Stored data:

= = = = =

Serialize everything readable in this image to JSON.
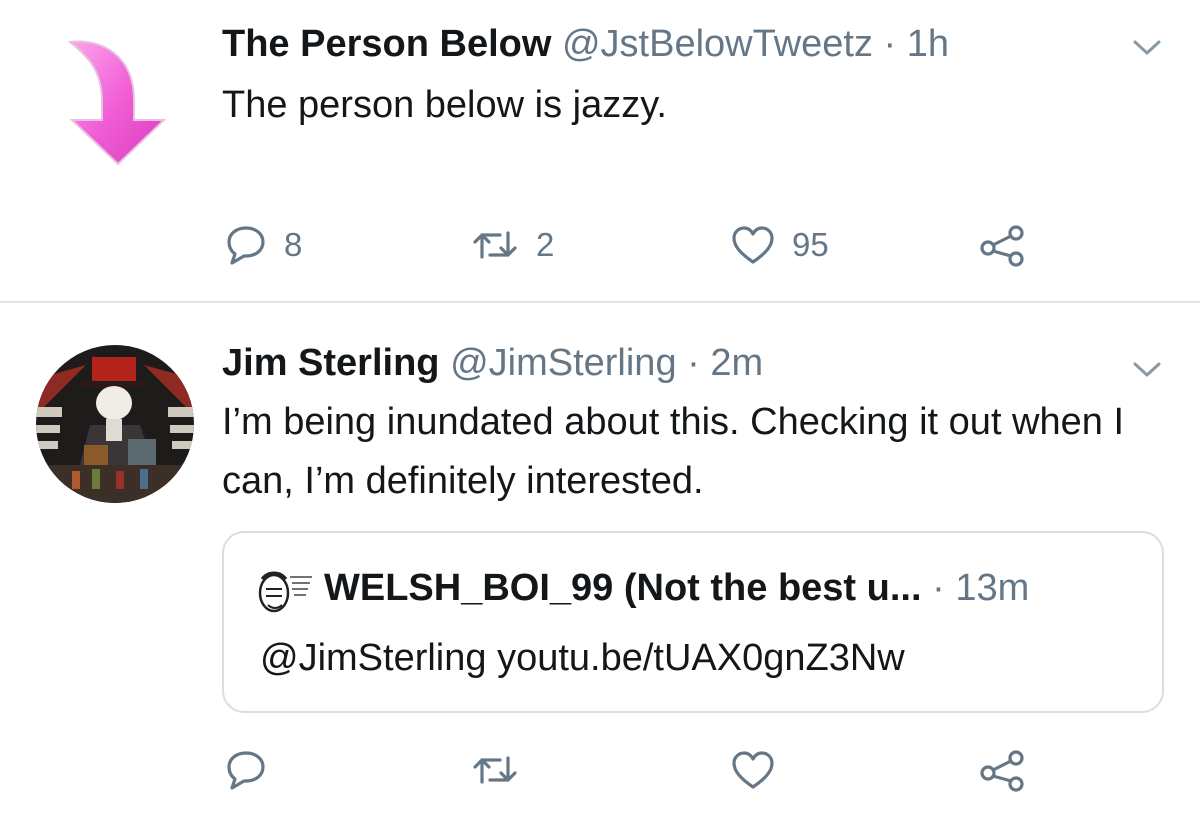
{
  "tweets": [
    {
      "display_name": "The Person Below",
      "handle": "@JstBelowTweetz",
      "separator": "·",
      "time": "1h",
      "text": "The person below is jazzy.",
      "avatar_icon": "pink-down-arrow-icon",
      "counts": {
        "reply": "8",
        "retweet": "2",
        "like": "95"
      }
    },
    {
      "display_name": "Jim Sterling",
      "handle": "@JimSterling",
      "separator": "·",
      "time": "2m",
      "text": "I’m being inundated about this. Checking it out when I can, I’m definitely interested.",
      "avatar_icon": "profile-photo",
      "quoted_tweet": {
        "display_name": "WELSH_BOI_99 (Not the best u...",
        "separator": "·",
        "time": "13m",
        "text": "@JimSterling youtu.be/tUAX0gnZ3Nw",
        "avatar_icon": "sketch-avatar-icon"
      },
      "counts": {
        "reply": "",
        "retweet": "",
        "like": ""
      }
    }
  ],
  "colors": {
    "text": "#14171a",
    "secondary": "#657786",
    "divider": "#dfe4e8",
    "arrow_pink": "#f25ed6"
  }
}
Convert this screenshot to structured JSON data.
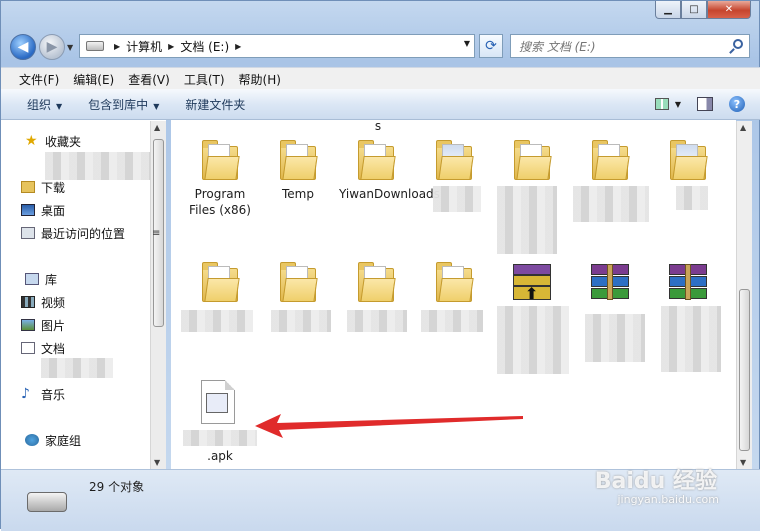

= = = = =

Job
Please write out all of the material above without changing a word, and omit any pictures.

Written answer
Serialize everything readable in this image to JSON.
{
  "tweets": [
    {
      "display_name": "The Person Below",
      "handle": "@JstBelowTweetz",
      "separator": "·",
      "time": "1h",
      "text": "The person below is jazzy.",
      "avatar_icon": "pink-down-arrow-icon",
      "counts": {
        "reply": "8",
        "retweet": "2",
        "like": "95"
      }
    },
    {
      "display_name": "Jim Sterling",
      "handle": "@JimSterling",
      "separator": "·",
      "time": "2m",
      "text": "I’m being inundated about this. Checking it out when I can, I’m definitely interested.",
      "avatar_icon": "profile-photo",
      "quoted_tweet": {
        "display_name": "WELSH_BOI_99 (Not the best u...",
        "separator": "·",
        "time": "13m",
        "text": "@JimSterling youtu.be/tUAX0gnZ3Nw",
        "avatar_icon": "sketch-avatar-icon"
      },
      "counts": {
        "reply": "",
        "retweet": "",
        "like": ""
      }
    }
  ],
  "colors": {
    "text": "#14171a",
    "secondary": "#657786",
    "divider": "#dfe4e8",
    "arrow_pink": "#f25ed6"
  }
}
Convert this screenshot to structured JSON data.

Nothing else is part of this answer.